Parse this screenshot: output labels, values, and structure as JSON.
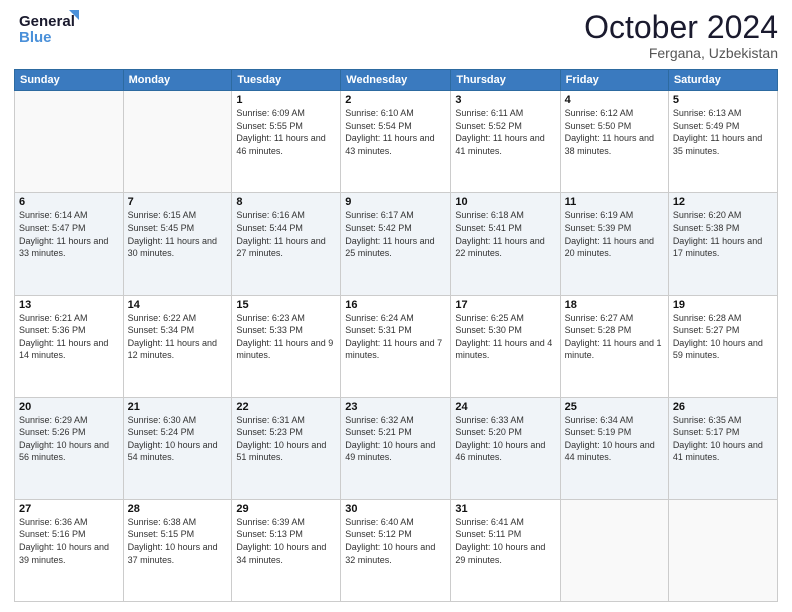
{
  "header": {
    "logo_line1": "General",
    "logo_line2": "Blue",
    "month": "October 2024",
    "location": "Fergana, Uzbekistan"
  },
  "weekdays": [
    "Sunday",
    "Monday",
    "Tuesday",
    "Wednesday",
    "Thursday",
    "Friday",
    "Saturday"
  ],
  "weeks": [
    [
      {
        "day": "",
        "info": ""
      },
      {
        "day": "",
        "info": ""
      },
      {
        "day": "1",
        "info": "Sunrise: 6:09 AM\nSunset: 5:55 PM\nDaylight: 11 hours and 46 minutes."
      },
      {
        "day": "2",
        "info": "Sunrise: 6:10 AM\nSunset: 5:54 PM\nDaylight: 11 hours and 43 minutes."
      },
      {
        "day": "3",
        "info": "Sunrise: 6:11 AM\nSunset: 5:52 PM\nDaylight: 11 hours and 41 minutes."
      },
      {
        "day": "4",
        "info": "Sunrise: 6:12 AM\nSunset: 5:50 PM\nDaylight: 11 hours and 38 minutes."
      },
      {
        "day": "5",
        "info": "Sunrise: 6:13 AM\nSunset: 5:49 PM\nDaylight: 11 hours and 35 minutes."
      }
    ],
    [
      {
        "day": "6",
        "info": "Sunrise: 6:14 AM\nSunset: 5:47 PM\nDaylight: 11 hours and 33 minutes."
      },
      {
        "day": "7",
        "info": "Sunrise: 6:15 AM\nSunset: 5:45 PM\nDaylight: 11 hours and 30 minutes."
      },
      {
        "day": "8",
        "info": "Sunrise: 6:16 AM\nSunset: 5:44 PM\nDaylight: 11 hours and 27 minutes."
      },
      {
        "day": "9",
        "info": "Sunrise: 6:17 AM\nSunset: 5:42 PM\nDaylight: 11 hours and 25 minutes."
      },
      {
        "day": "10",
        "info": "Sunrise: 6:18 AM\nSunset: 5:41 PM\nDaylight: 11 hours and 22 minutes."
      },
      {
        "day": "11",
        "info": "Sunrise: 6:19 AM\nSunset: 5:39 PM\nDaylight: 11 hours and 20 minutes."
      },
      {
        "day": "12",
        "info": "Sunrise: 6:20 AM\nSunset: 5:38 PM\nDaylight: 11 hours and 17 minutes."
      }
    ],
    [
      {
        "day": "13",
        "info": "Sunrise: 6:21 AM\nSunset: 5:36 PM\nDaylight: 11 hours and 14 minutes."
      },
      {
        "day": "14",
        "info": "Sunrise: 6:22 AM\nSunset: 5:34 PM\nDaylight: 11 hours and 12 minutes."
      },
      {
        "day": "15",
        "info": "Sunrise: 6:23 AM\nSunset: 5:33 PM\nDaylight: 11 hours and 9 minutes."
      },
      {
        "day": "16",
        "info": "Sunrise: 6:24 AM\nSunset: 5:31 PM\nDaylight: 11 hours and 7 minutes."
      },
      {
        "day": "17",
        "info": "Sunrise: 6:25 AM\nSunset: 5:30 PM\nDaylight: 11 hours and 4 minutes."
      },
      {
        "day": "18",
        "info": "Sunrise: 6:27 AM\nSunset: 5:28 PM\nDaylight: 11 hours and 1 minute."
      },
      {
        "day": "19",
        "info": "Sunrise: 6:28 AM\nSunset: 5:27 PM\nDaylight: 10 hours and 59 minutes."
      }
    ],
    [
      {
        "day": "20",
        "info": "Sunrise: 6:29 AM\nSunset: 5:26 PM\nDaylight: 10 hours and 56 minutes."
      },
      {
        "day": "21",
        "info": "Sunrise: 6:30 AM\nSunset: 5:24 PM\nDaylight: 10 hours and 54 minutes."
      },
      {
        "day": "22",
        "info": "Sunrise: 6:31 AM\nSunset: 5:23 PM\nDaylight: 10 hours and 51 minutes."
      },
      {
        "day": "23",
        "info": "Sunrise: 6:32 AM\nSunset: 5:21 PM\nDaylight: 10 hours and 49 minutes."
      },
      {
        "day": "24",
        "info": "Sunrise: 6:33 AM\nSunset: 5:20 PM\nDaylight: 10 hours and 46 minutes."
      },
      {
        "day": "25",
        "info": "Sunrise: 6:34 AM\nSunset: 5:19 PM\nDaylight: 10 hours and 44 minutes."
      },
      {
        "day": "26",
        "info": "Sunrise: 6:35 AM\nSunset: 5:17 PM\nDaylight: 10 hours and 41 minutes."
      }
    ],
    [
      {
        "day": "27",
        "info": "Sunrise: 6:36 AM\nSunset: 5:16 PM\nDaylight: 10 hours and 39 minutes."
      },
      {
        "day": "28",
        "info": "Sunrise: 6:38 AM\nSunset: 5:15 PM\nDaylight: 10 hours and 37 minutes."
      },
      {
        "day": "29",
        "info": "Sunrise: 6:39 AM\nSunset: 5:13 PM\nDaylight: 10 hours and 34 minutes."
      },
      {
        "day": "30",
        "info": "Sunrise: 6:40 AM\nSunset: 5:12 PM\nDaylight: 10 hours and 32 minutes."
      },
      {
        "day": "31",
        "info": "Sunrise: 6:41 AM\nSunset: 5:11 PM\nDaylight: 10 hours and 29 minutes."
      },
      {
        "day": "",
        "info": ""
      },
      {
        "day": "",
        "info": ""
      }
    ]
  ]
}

:::::

Task brief: Each line of the material must be retyped exactly, except that images are omitted.

Finished exercise:
Parse this screenshot: output labels, values, and structure as JSON.
{
  "header": {
    "logo_line1": "General",
    "logo_line2": "Blue",
    "month": "October 2024",
    "location": "Fergana, Uzbekistan"
  },
  "weekdays": [
    "Sunday",
    "Monday",
    "Tuesday",
    "Wednesday",
    "Thursday",
    "Friday",
    "Saturday"
  ],
  "weeks": [
    [
      {
        "day": "",
        "info": ""
      },
      {
        "day": "",
        "info": ""
      },
      {
        "day": "1",
        "info": "Sunrise: 6:09 AM\nSunset: 5:55 PM\nDaylight: 11 hours and 46 minutes."
      },
      {
        "day": "2",
        "info": "Sunrise: 6:10 AM\nSunset: 5:54 PM\nDaylight: 11 hours and 43 minutes."
      },
      {
        "day": "3",
        "info": "Sunrise: 6:11 AM\nSunset: 5:52 PM\nDaylight: 11 hours and 41 minutes."
      },
      {
        "day": "4",
        "info": "Sunrise: 6:12 AM\nSunset: 5:50 PM\nDaylight: 11 hours and 38 minutes."
      },
      {
        "day": "5",
        "info": "Sunrise: 6:13 AM\nSunset: 5:49 PM\nDaylight: 11 hours and 35 minutes."
      }
    ],
    [
      {
        "day": "6",
        "info": "Sunrise: 6:14 AM\nSunset: 5:47 PM\nDaylight: 11 hours and 33 minutes."
      },
      {
        "day": "7",
        "info": "Sunrise: 6:15 AM\nSunset: 5:45 PM\nDaylight: 11 hours and 30 minutes."
      },
      {
        "day": "8",
        "info": "Sunrise: 6:16 AM\nSunset: 5:44 PM\nDaylight: 11 hours and 27 minutes."
      },
      {
        "day": "9",
        "info": "Sunrise: 6:17 AM\nSunset: 5:42 PM\nDaylight: 11 hours and 25 minutes."
      },
      {
        "day": "10",
        "info": "Sunrise: 6:18 AM\nSunset: 5:41 PM\nDaylight: 11 hours and 22 minutes."
      },
      {
        "day": "11",
        "info": "Sunrise: 6:19 AM\nSunset: 5:39 PM\nDaylight: 11 hours and 20 minutes."
      },
      {
        "day": "12",
        "info": "Sunrise: 6:20 AM\nSunset: 5:38 PM\nDaylight: 11 hours and 17 minutes."
      }
    ],
    [
      {
        "day": "13",
        "info": "Sunrise: 6:21 AM\nSunset: 5:36 PM\nDaylight: 11 hours and 14 minutes."
      },
      {
        "day": "14",
        "info": "Sunrise: 6:22 AM\nSunset: 5:34 PM\nDaylight: 11 hours and 12 minutes."
      },
      {
        "day": "15",
        "info": "Sunrise: 6:23 AM\nSunset: 5:33 PM\nDaylight: 11 hours and 9 minutes."
      },
      {
        "day": "16",
        "info": "Sunrise: 6:24 AM\nSunset: 5:31 PM\nDaylight: 11 hours and 7 minutes."
      },
      {
        "day": "17",
        "info": "Sunrise: 6:25 AM\nSunset: 5:30 PM\nDaylight: 11 hours and 4 minutes."
      },
      {
        "day": "18",
        "info": "Sunrise: 6:27 AM\nSunset: 5:28 PM\nDaylight: 11 hours and 1 minute."
      },
      {
        "day": "19",
        "info": "Sunrise: 6:28 AM\nSunset: 5:27 PM\nDaylight: 10 hours and 59 minutes."
      }
    ],
    [
      {
        "day": "20",
        "info": "Sunrise: 6:29 AM\nSunset: 5:26 PM\nDaylight: 10 hours and 56 minutes."
      },
      {
        "day": "21",
        "info": "Sunrise: 6:30 AM\nSunset: 5:24 PM\nDaylight: 10 hours and 54 minutes."
      },
      {
        "day": "22",
        "info": "Sunrise: 6:31 AM\nSunset: 5:23 PM\nDaylight: 10 hours and 51 minutes."
      },
      {
        "day": "23",
        "info": "Sunrise: 6:32 AM\nSunset: 5:21 PM\nDaylight: 10 hours and 49 minutes."
      },
      {
        "day": "24",
        "info": "Sunrise: 6:33 AM\nSunset: 5:20 PM\nDaylight: 10 hours and 46 minutes."
      },
      {
        "day": "25",
        "info": "Sunrise: 6:34 AM\nSunset: 5:19 PM\nDaylight: 10 hours and 44 minutes."
      },
      {
        "day": "26",
        "info": "Sunrise: 6:35 AM\nSunset: 5:17 PM\nDaylight: 10 hours and 41 minutes."
      }
    ],
    [
      {
        "day": "27",
        "info": "Sunrise: 6:36 AM\nSunset: 5:16 PM\nDaylight: 10 hours and 39 minutes."
      },
      {
        "day": "28",
        "info": "Sunrise: 6:38 AM\nSunset: 5:15 PM\nDaylight: 10 hours and 37 minutes."
      },
      {
        "day": "29",
        "info": "Sunrise: 6:39 AM\nSunset: 5:13 PM\nDaylight: 10 hours and 34 minutes."
      },
      {
        "day": "30",
        "info": "Sunrise: 6:40 AM\nSunset: 5:12 PM\nDaylight: 10 hours and 32 minutes."
      },
      {
        "day": "31",
        "info": "Sunrise: 6:41 AM\nSunset: 5:11 PM\nDaylight: 10 hours and 29 minutes."
      },
      {
        "day": "",
        "info": ""
      },
      {
        "day": "",
        "info": ""
      }
    ]
  ]
}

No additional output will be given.